Records:
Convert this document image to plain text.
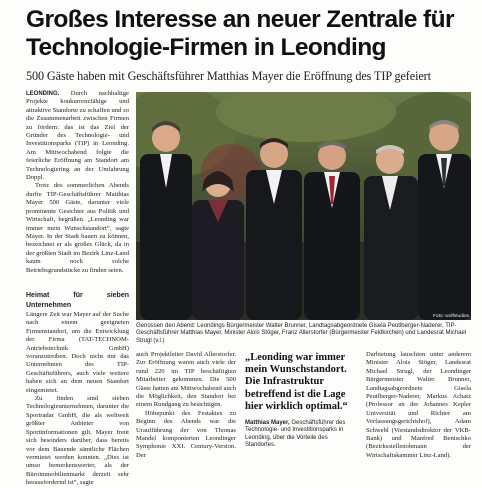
Großes Interesse an neuer Zentrale für Technologie-Firmen in Leonding
500 Gäste haben mit Geschäftsführer Matthias Mayer die Eröffnung des TIP gefeiert

LEONDING. Durch nachhaltige Projekte konkurrenzfähige und attraktive Standorte zu schaffen und so die Zusammenarbeit zwischen Firmen zu fördern: das ist das Ziel der Gründer des Technologie- und Investitionsparks (TIP) in Leonding. Am Mittwochabend folgte die feierliche Eröffnung am Standort am Technologiering an der Umfahrung Doppl.

Trotz des sommerlichen Abends durfte TIP-Geschäftsführer Matthias Mayer 500 Gäste, darunter viele prominente Gesichter aus Politik und Wirtschaft, begrüßen. „Leonding war immer mein Wunschstandort“, sagte Mayer. In der Stadt bauen zu können, bezeichnet er als großes Glück, da in der größten Stadt im Bezirk Linz-Land kaum noch solche Betriebsgrundstücke zu finden seien.

Heimat für sieben Unternehmen

Längere Zeit war Mayer auf der Suche nach einem geeigneten Firmenstandort, um die Entwicklung der Firma (TAT-TECHNOM-Antriebstechnik GmbH) voranzutreiben. Doch nicht nur das Unternehmen des TIP-Geschäftsführers, auch viele weitere haben sich an dem neuen Standort eingemietet.

Zu finden sind sieben Technologieunternehmen, darunter die Sportradar GmbH, die als weltweit größter Anbieter von Sportinformationen gilt. Mayer freut sich besonders darüber, dass bereits vor dem Bauende sämtliche Flächen vermietet werden konnten. „Dies ist umso bemerkenswerter, als der Büroimmobilienmarkt derzeit sehr herausfordernd ist“, sagte

Foto: wolfstudios
Genossen den Abend: Leondings Bürgermeister Walter Brunner, Landtagsabgeordnete Gisela Peutlberger-Naderer, TIP-Geschäftsführer Matthias Mayer, Minister Alois Stöger, Franz Allerstorfer (Bürgermeister Feldkirchen) und Landesrat Michael Strugl (v.l.)

auch Projektleiter David Allerstorfer. Zur Eröffnung waren auch viele der rund 220 im TIP beschäftigten Mitarbeiter gekommen. Die 500 Gäste hatten am Mittwochabend auch die Möglichkeit, den Standort bei einem Rundgang zu besichtigen.

Höhepunkt des Festaktes zu Beginn des Abends war die Uraufführung der von Thomas Mandel komponierten Leondinger Symphonie XXI. Century-Version. Der

„Leonding war immer mein Wunschstandort. Die Infrastruktur betreffend ist die Lage hier wirklich optimal.“
Matthias Mayer, Geschäftsführer des Technologie- und Investitionsparks in Leonding, über die Vorteile des Standortes.

Darbietung lauschten unter anderem Minister Alois Stöger, Landesrat Michael Strugl, der Leondinger Bürgermeister Walter Brunner, Landtagsabgeordnete Gisela Peutlberger-Naderer, Markus Achatz (Professor an der Johannes Kepler Universität und Richter am Verfassungsgerichtshof), Adam Schwebl (Vorstandsdirektor der VKB-Bank) und Manfred Benischko (Bezirksstellenobmann der Wirtschaftskammer Linz-Land).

Goal: Pull out each line of the records holding the string "Investitionsparks".

Written response:
LEONDING. Durch nachhaltige Projekte konkurrenzfähige und attraktive Standorte zu schaffen und so die Zusammenarbeit zwischen Firmen zu fördern: das ist das Ziel der Gründer des Technologie- und Investitionsparks (TIP) in Leonding. Am Mittwochabend folgte die feierliche Eröffnung am Standort am Technologiering an der Umfahrung Doppl.
Matthias Mayer, Geschäftsführer des Technologie- und Investitionsparks in Leonding, über die Vorteile des Standortes.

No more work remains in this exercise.